-- START OF Excerpted data --

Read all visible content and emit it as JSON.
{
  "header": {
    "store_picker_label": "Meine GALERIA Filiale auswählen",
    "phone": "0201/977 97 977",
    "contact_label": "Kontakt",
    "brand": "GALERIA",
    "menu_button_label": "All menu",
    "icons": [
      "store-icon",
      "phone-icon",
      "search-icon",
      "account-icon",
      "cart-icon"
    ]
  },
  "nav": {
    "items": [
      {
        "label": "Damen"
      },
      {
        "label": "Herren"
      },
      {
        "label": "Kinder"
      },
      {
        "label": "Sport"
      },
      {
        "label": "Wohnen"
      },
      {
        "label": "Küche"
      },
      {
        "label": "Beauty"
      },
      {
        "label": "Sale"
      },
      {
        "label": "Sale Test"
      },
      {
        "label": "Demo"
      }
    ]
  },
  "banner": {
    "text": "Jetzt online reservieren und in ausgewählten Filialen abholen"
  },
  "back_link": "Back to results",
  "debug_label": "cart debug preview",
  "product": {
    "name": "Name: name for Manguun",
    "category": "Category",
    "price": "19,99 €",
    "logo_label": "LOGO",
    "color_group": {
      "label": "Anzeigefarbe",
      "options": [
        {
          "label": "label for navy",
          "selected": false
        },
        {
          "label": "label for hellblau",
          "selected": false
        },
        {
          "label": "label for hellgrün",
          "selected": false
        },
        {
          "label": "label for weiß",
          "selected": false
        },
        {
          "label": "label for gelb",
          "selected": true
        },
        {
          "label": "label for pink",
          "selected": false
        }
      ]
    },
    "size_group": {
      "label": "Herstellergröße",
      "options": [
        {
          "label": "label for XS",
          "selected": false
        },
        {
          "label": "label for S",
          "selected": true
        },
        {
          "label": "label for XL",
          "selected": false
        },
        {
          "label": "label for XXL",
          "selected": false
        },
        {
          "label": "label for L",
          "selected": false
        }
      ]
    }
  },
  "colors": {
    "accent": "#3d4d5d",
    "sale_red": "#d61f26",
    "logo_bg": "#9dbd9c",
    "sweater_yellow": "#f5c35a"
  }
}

-- END OF Excerpted data --

# Directive:
Write out every record, exactly as written.

# Written reply:
Read all visible content and emit it as JSON.
{
  "header": {
    "store_picker_label": "Meine GALERIA Filiale auswählen",
    "phone": "0201/977 97 977",
    "contact_label": "Kontakt",
    "brand": "GALERIA",
    "menu_button_label": "All menu",
    "icons": [
      "store-icon",
      "phone-icon",
      "search-icon",
      "account-icon",
      "cart-icon"
    ]
  },
  "nav": {
    "items": [
      {
        "label": "Damen"
      },
      {
        "label": "Herren"
      },
      {
        "label": "Kinder"
      },
      {
        "label": "Sport"
      },
      {
        "label": "Wohnen"
      },
      {
        "label": "Küche"
      },
      {
        "label": "Beauty"
      },
      {
        "label": "Sale"
      },
      {
        "label": "Sale Test"
      },
      {
        "label": "Demo"
      }
    ]
  },
  "banner": {
    "text": "Jetzt online reservieren und in ausgewählten Filialen abholen"
  },
  "back_link": "Back to results",
  "debug_label": "cart debug preview",
  "product": {
    "name": "Name: name for Manguun",
    "category": "Category",
    "price": "19,99 €",
    "logo_label": "LOGO",
    "color_group": {
      "label": "Anzeigefarbe",
      "options": [
        {
          "label": "label for navy",
          "selected": false
        },
        {
          "label": "label for hellblau",
          "selected": false
        },
        {
          "label": "label for hellgrün",
          "selected": false
        },
        {
          "label": "label for weiß",
          "selected": false
        },
        {
          "label": "label for gelb",
          "selected": true
        },
        {
          "label": "label for pink",
          "selected": false
        }
      ]
    },
    "size_group": {
      "label": "Herstellergröße",
      "options": [
        {
          "label": "label for XS",
          "selected": false
        },
        {
          "label": "label for S",
          "selected": true
        },
        {
          "label": "label for XL",
          "selected": false
        },
        {
          "label": "label for XXL",
          "selected": false
        },
        {
          "label": "label for L",
          "selected": false
        }
      ]
    }
  },
  "colors": {
    "accent": "#3d4d5d",
    "sale_red": "#d61f26",
    "logo_bg": "#9dbd9c",
    "sweater_yellow": "#f5c35a"
  }
}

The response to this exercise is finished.